What is the best search method for finding entries in a dataframe based on their column values. My dataframe is formatted like this:
| header a | header b | header c | header d | header e |
|----------|----------|----------|----------|----------|
| 1 | 1 | 1 | 1 | 1 |
| 3 | 2 | 5 | 6 | 2 |
| 2 | 2 | 2 | 2 | 2 |
There are hundreds of unsorted rows and I am looking for the row with values [3,2,5,6,2]. The brute force approach would be to check if the first column contains the value 3. If so, check if the second column contains the value 2, etc. Is there a more optimized approach to this?
CodePudding user response:
In mask it is checked for equality with the searched list. The indexes are then stored in the list generator, where all values matched. The print outputs the found lines.
import pandas as pd
df = pd.DataFrame({'header a':[1,3,2,2],'header b':[1,2,2,3],'header c':[1,5,2,5],
'header d':[1,6,2,6],'header e':[1,2,2,2]})
mask = df.values == [3,2,5,6,2]
result = [i for i in range(0, len(mask)) if mask[i].all() == True]
print(df.loc[result,:])
Output
header a header b header c header d header e
1 3 2 5 6 2

○ ○ ○ ○ ○

__The tasks__
**A)** Say whether each statement agrees with the dataframe search thread: (i) the asker describes the rows as sorted; (ii) the row being sought holds the values [3,2,5,6,2]; (iii) the reply stores the matching indexes in a dictionary. For each, answer yes or no and quote the deciding words.
**B)** Edit the dataframe search thread between "What is the" and "the found lines.", inclusive, so that "naive" replaces "brute force".

__Recorded data__
○ ○ ○ ○ ○

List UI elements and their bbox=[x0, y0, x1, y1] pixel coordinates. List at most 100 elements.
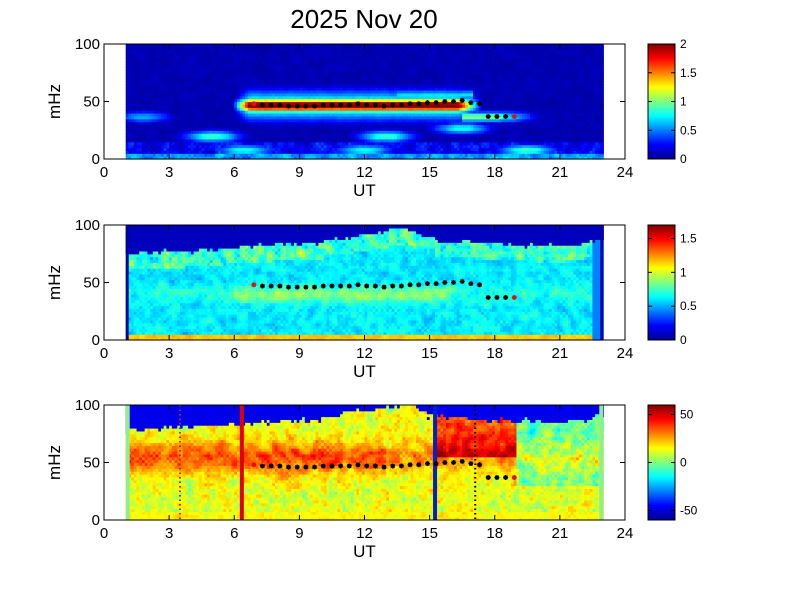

○ ○ ○ ○ ○

__Task solutions__
**A)**
(i) No: "There are hundreds of unsorted rows"
(ii) Yes: "I am looking for the row with values [3,2,5,6,2]"
(iii) No: "The indexes are then stored in the list generator"

**B)**
What is the best search method for finding entries in a dataframe based on their column values. My dataframe is formatted like this:
| header a | header b | header c | header d | header e |
|----------|----------|----------|----------|----------|
| 1 | 1 | 1 | 1 | 1 |
| 3 | 2 | 5 | 6 | 2 |
| 2 | 2 | 2 | 2 | 2 |
There are hundreds of unsorted rows and I am looking for the row with values [3,2,5,6,2]. The naive approach would be to check if the first column contains the value 3. If so, check if the second column contains the value 2, etc. Is there a more optimized approach to this?
CodePudding user response:
In mask it is checked for equality with the searched list. The indexes are then stored in the list generator, where all values matched. The print outputs the found lines.